> [JOB] Repeat the listing word for word. No pictures belong in the copy.

(Chart and figure data)
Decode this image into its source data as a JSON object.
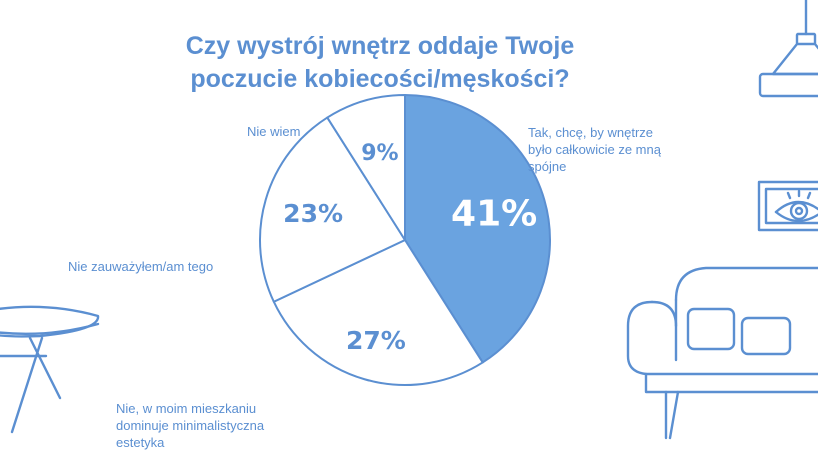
{
  "colors": {
    "accent": "#6aa3e0",
    "line": "#5b8fd1",
    "slice_text_light": "#ffffff",
    "slice_text_dark": "#5b8fd1"
  },
  "chart_data": {
    "type": "pie",
    "title_lines": [
      "Czy wystrój wnętrz oddaje Twoje",
      "poczucie kobiecości/męskości?"
    ],
    "slices": [
      {
        "name_lines": [
          "Tak, chcę, by wnętrze",
          "było całkowicie ze mną",
          "spójne"
        ],
        "value": 41,
        "label": "41%",
        "highlight": true
      },
      {
        "name_lines": [
          "Nie, w moim mieszkaniu",
          "dominuje minimalistyczna",
          "estetyka"
        ],
        "value": 27,
        "label": "27%",
        "highlight": false
      },
      {
        "name_lines": [
          "Nie zauważyłem/am tego"
        ],
        "value": 23,
        "label": "23%",
        "highlight": false
      },
      {
        "name_lines": [
          "Nie wiem"
        ],
        "value": 9,
        "label": "9%",
        "highlight": false
      }
    ],
    "start_angle_deg": 0,
    "direction": "clockwise",
    "legend": "none"
  },
  "decorations": [
    "lamp-icon",
    "picture-frame-eye-icon",
    "sofa-icon",
    "table-icon"
  ]
}
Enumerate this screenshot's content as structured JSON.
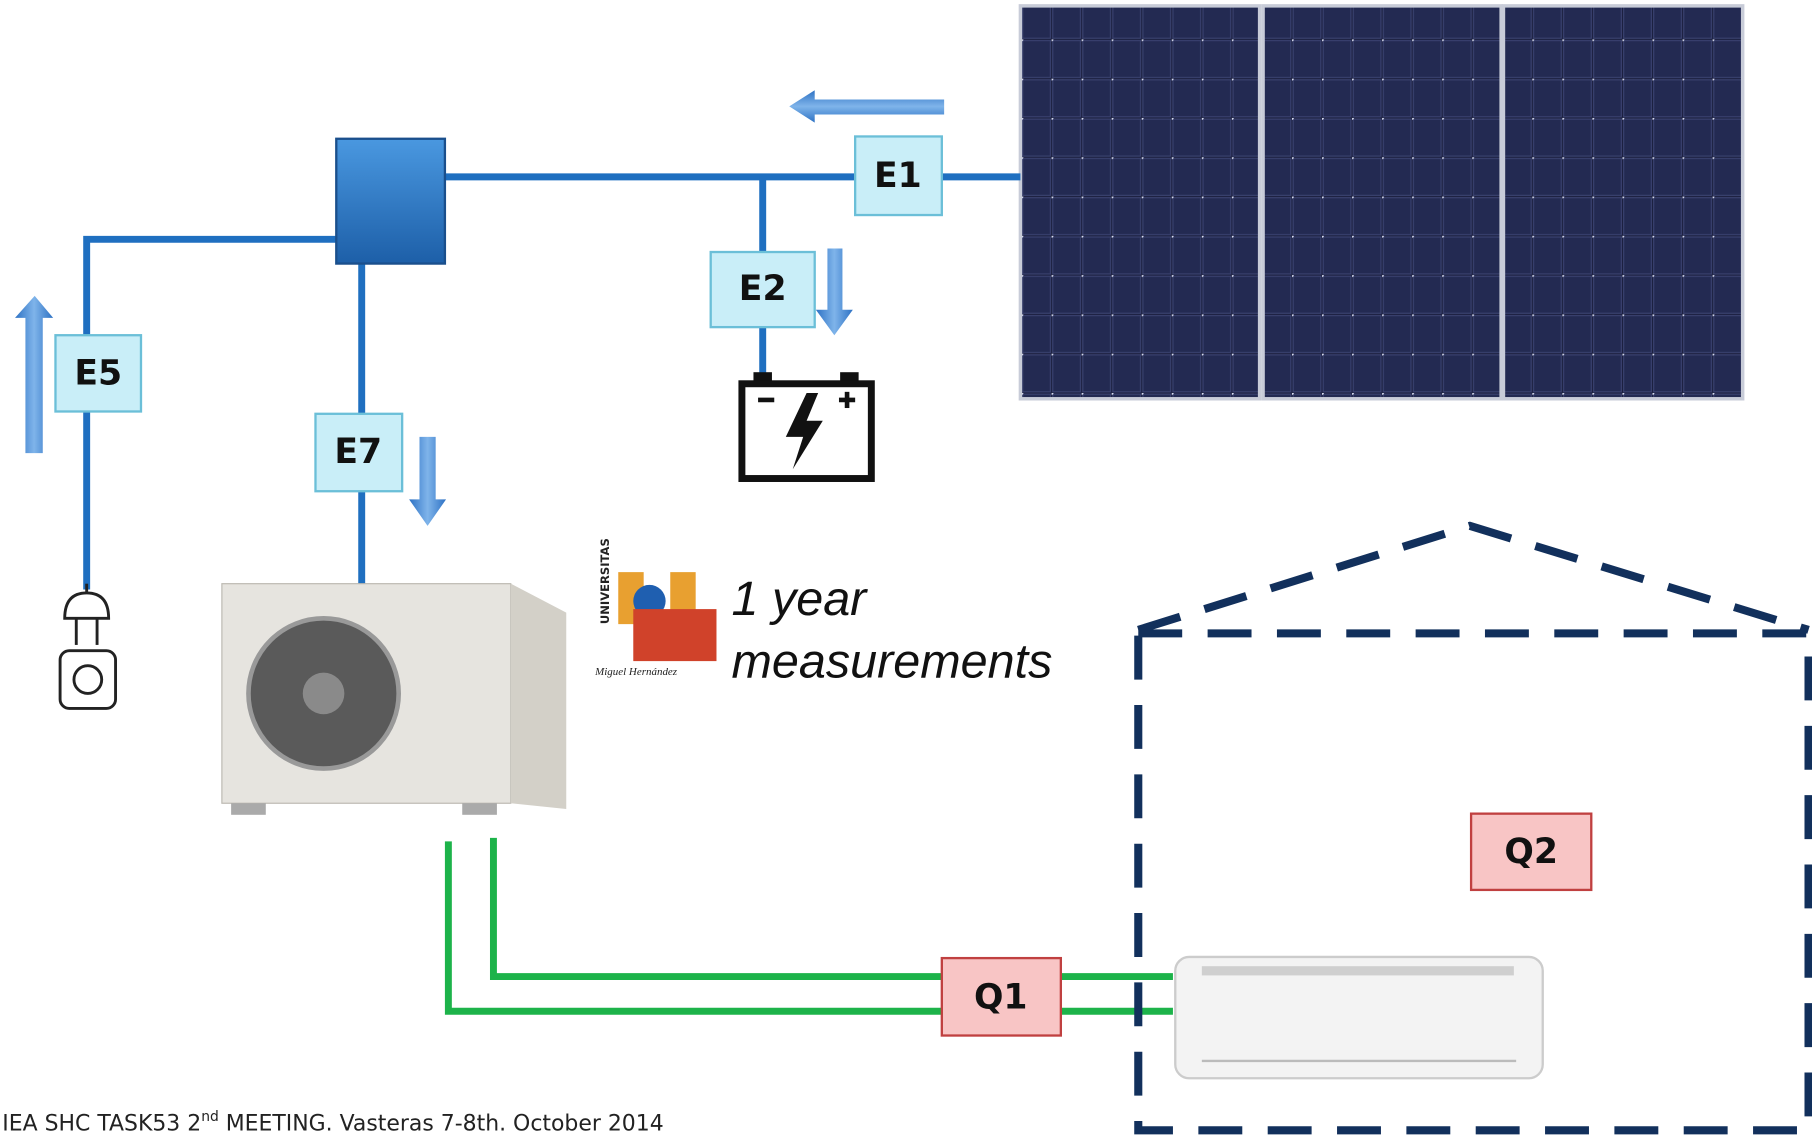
{
  "labels": {
    "e1": "E1",
    "e2": "E2",
    "e5": "E5",
    "e7": "E7",
    "q1": "Q1",
    "q2": "Q2"
  },
  "note": {
    "line1": "1 year",
    "line2": "measurements"
  },
  "logo": {
    "top": "UNIVERSITAS",
    "bottom": "Miguel Hernández"
  },
  "footer": {
    "part1": "IEA SHC TASK53 2",
    "sup": "nd",
    "part2": " MEETING. Vasteras 7-8th. October 2014"
  }
}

> [ANSWER]
Decode this image into its source data as a JSON object.
{
  "colors": {
    "accent": "#6aa3e0",
    "line": "#5b8fd1",
    "slice_text_light": "#ffffff",
    "slice_text_dark": "#5b8fd1"
  },
  "chart_data": {
    "type": "pie",
    "title_lines": [
      "Czy wystrój wnętrz oddaje Twoje",
      "poczucie kobiecości/męskości?"
    ],
    "slices": [
      {
        "name_lines": [
          "Tak, chcę, by wnętrze",
          "było całkowicie ze mną",
          "spójne"
        ],
        "value": 41,
        "label": "41%",
        "highlight": true
      },
      {
        "name_lines": [
          "Nie, w moim mieszkaniu",
          "dominuje minimalistyczna",
          "estetyka"
        ],
        "value": 27,
        "label": "27%",
        "highlight": false
      },
      {
        "name_lines": [
          "Nie zauważyłem/am tego"
        ],
        "value": 23,
        "label": "23%",
        "highlight": false
      },
      {
        "name_lines": [
          "Nie wiem"
        ],
        "value": 9,
        "label": "9%",
        "highlight": false
      }
    ],
    "start_angle_deg": 0,
    "direction": "clockwise",
    "legend": "none"
  },
  "decorations": [
    "lamp-icon",
    "picture-frame-eye-icon",
    "sofa-icon",
    "table-icon"
  ]
}
Enumerate this screenshot's content as structured JSON.
{
  "labels": {
    "e1": "E1",
    "e2": "E2",
    "e5": "E5",
    "e7": "E7",
    "q1": "Q1",
    "q2": "Q2"
  },
  "note": {
    "line1": "1 year",
    "line2": "measurements"
  },
  "logo": {
    "top": "UNIVERSITAS",
    "bottom": "Miguel Hernández"
  },
  "footer": {
    "part1": "IEA SHC TASK53 2",
    "sup": "nd",
    "part2": " MEETING. Vasteras 7-8th. October 2014"
  }
}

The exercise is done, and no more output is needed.